(Figure record extracts)
╭──

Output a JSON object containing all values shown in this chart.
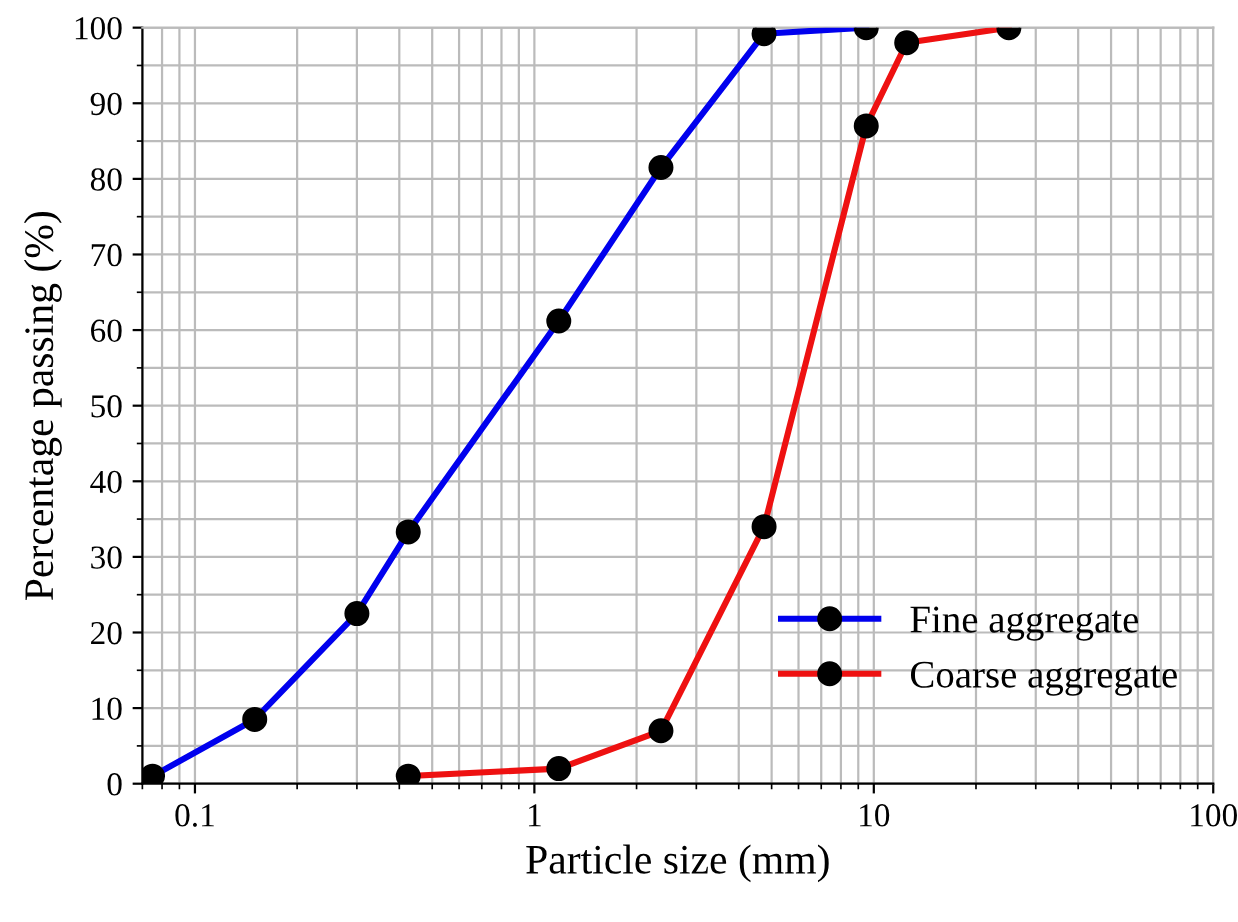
{
  "chart_data": {
    "type": "line",
    "xlabel": "Particle size (mm)",
    "ylabel": "Percentage passing (%)",
    "log": "x",
    "xlim": [
      0.07,
      100
    ],
    "xticks": [
      0.1,
      1,
      10,
      100
    ],
    "ylim": [
      0,
      100
    ],
    "yticks": [
      0,
      10,
      20,
      30,
      40,
      50,
      60,
      70,
      80,
      90,
      100
    ],
    "grid": true,
    "legend": "bottom right",
    "marker": "circle",
    "line_style": "solid",
    "series": [
      {
        "name": "Fine aggregate",
        "color": "#0000ee",
        "x": [
          0.075,
          0.15,
          0.3,
          0.425,
          1.18,
          2.36,
          4.75,
          9.5
        ],
        "values": [
          1,
          8.5,
          22.5,
          33.3,
          61.2,
          81.5,
          99.2,
          100
        ]
      },
      {
        "name": "Coarse aggregate",
        "color": "#ee1111",
        "x": [
          0.425,
          1.18,
          2.36,
          4.75,
          9.5,
          12.5,
          25
        ],
        "values": [
          1,
          2,
          7,
          34,
          87,
          98,
          100
        ]
      }
    ]
  }
}
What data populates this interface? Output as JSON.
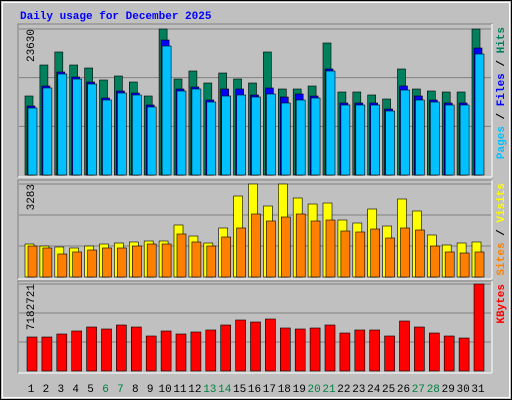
{
  "chart_data": {
    "type": "bar",
    "title": "Daily usage for December 2025",
    "categories": [
      "1",
      "2",
      "3",
      "4",
      "5",
      "6",
      "7",
      "8",
      "9",
      "10",
      "11",
      "12",
      "13",
      "14",
      "15",
      "16",
      "17",
      "18",
      "19",
      "20",
      "21",
      "22",
      "23",
      "24",
      "25",
      "26",
      "27",
      "28",
      "29",
      "30",
      "31"
    ],
    "category_colors": [
      "#000000",
      "#000000",
      "#000000",
      "#000000",
      "#000000",
      "#008040",
      "#008040",
      "#000000",
      "#000000",
      "#000000",
      "#000000",
      "#000000",
      "#008040",
      "#008040",
      "#000000",
      "#000000",
      "#000000",
      "#000000",
      "#000000",
      "#008040",
      "#008040",
      "#000000",
      "#000000",
      "#000000",
      "#000000",
      "#000000",
      "#008040",
      "#008040",
      "#000000",
      "#000000",
      "#000000"
    ],
    "separator": " / ",
    "panels": [
      {
        "ylim": [
          0,
          23630
        ],
        "yticks": [
          23630
        ],
        "series": [
          {
            "name": "Hits",
            "color": "#00805c",
            "values": [
              12786,
              17803,
              19907,
              17803,
              17318,
              15376,
              16023,
              15052,
              12786,
              23630,
              15537,
              16832,
              14890,
              16509,
              15537,
              14890,
              19907,
              13919,
              13919,
              14405,
              21364,
              13433,
              13433,
              12948,
              12301,
              17156,
              13919,
              13595,
              13433,
              13433,
              23630
            ]
          },
          {
            "name": "Files",
            "color": "#0000ff",
            "values": [
              11168,
              14405,
              16671,
              15861,
              15052,
              12463,
              13596,
              13272,
              11330,
              21850,
              13919,
              14243,
              12139,
              13919,
              13919,
              12948,
              14081,
              12624,
              13110,
              12786,
              17156,
              11654,
              11654,
              11654,
              10682,
              14405,
              12786,
              12139,
              11654,
              11654,
              20555
            ]
          },
          {
            "name": "Pages",
            "color": "#00c0ff",
            "values": [
              10844,
              14081,
              16347,
              15537,
              14728,
              12139,
              13272,
              12948,
              11006,
              20879,
              13595,
              13919,
              11815,
              12786,
              12948,
              12624,
              13110,
              11653,
              12139,
              12462,
              16832,
              11330,
              11330,
              11330,
              10358,
              13757,
              12139,
              11815,
              11330,
              11330,
              19584
            ]
          }
        ]
      },
      {
        "ylim": [
          0,
          3283
        ],
        "yticks": [
          3283
        ],
        "series": [
          {
            "name": "Visits",
            "color": "#ffff00",
            "values": [
              1165,
              1094,
              1059,
              1024,
              1094,
              1165,
              1200,
              1236,
              1271,
              1271,
              1836,
              1447,
              1200,
              1730,
              2859,
              3283,
              2506,
              3283,
              2789,
              2577,
              2612,
              2012,
              1906,
              2400,
              1800,
              2753,
              2330,
              1483,
              1130,
              1200,
              1236
            ]
          },
          {
            "name": "Sites",
            "color": "#ff8000",
            "values": [
              1094,
              1024,
              812,
              883,
              953,
              1024,
              1024,
              1094,
              1165,
              1165,
              1518,
              1236,
              1094,
              1412,
              1730,
              2224,
              1977,
              2118,
              2224,
              1977,
              2012,
              1624,
              1589,
              1694,
              1377,
              1730,
              1659,
              1094,
              883,
              847,
              883
            ]
          }
        ]
      },
      {
        "ylim": [
          0,
          7182721
        ],
        "yticks": [
          7182721
        ],
        "series": [
          {
            "name": "KBytes",
            "color": "#ff0000",
            "values": [
              2807040,
              2807040,
              3054720,
              3302400,
              3632640,
              3467520,
              3797760,
              3632640,
              2889600,
              3302400,
              3054720,
              3219840,
              3384960,
              3797760,
              4210560,
              4045440,
              4293120,
              3550080,
              3467520,
              3550080,
              3797760,
              3137280,
              3384960,
              3384960,
              2889600,
              4128000,
              3632640,
              3137280,
              2889600,
              2724480,
              7182721
            ]
          }
        ]
      }
    ]
  }
}
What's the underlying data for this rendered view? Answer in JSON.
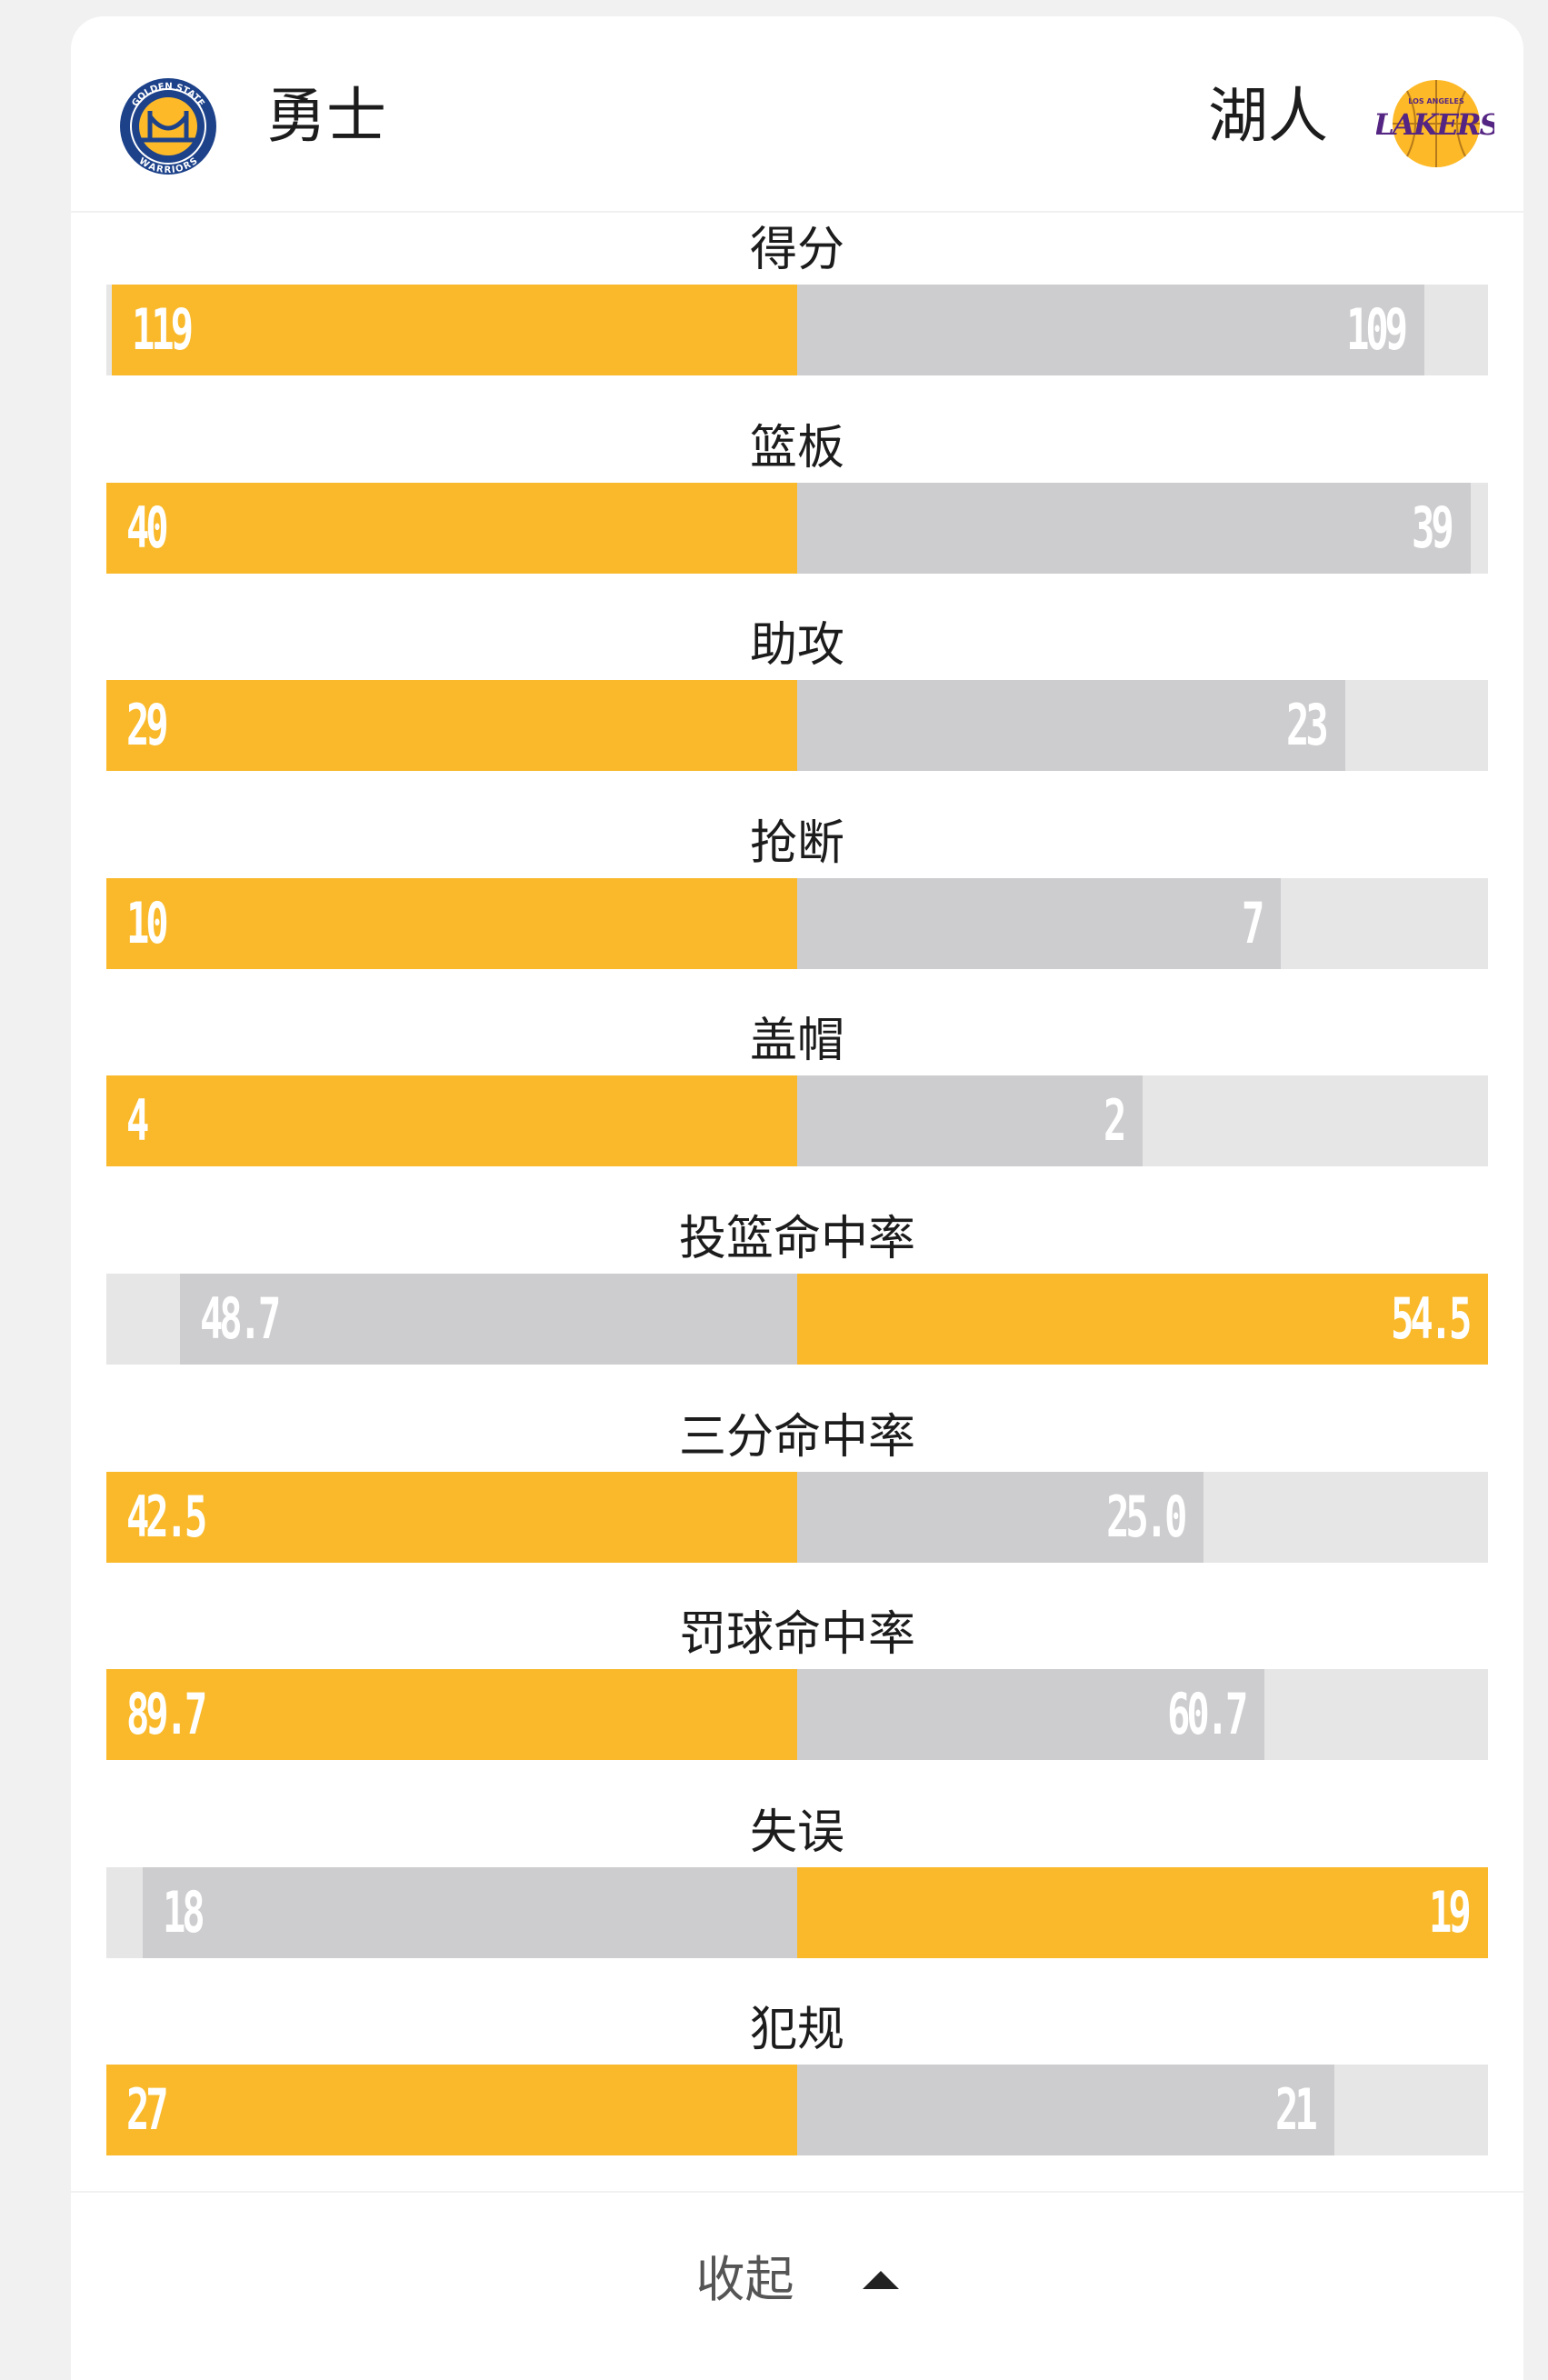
{
  "home": {
    "name": "勇士",
    "logo_icon": "golden-state-warriors-logo",
    "logo_text_top": "GOLDEN STATE",
    "logo_text_bottom": "WARRIORS"
  },
  "away": {
    "name": "湖人",
    "logo_icon": "los-angeles-lakers-logo",
    "logo_text_top": "LOS ANGELES",
    "logo_text": "LAKERS"
  },
  "colors": {
    "winner": "#f9b92b",
    "loser": "#cdcdcf",
    "track": "#e6e6e6"
  },
  "stats": [
    {
      "label": "得分",
      "home": "119",
      "away": "109",
      "max": 120
    },
    {
      "label": "篮板",
      "home": "40",
      "away": "39",
      "max": 40
    },
    {
      "label": "助攻",
      "home": "29",
      "away": "23",
      "max": 29
    },
    {
      "label": "抢断",
      "home": "10",
      "away": "7",
      "max": 10
    },
    {
      "label": "盖帽",
      "home": "4",
      "away": "2",
      "max": 4
    },
    {
      "label": "投篮命中率",
      "home": "48.7",
      "away": "54.5",
      "max": 54.5
    },
    {
      "label": "三分命中率",
      "home": "42.5",
      "away": "25.0",
      "max": 42.5
    },
    {
      "label": "罚球命中率",
      "home": "89.7",
      "away": "60.7",
      "max": 89.7
    },
    {
      "label": "失误",
      "home": "18",
      "away": "19",
      "max": 19
    },
    {
      "label": "犯规",
      "home": "27",
      "away": "21",
      "max": 27
    }
  ],
  "footer": {
    "collapse_label": "收起",
    "caret_icon": "caret-up-icon"
  }
}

╰──

### PROBLEM DESCRIPTION
List every line in the records above that contains the word "this".

### COMPLETE RESPONSE
Output a JSON object containing all values shown in this chart.
What data populates this interface? Output as JSON.
What's the underlying data for this rendered view? Answer in JSON.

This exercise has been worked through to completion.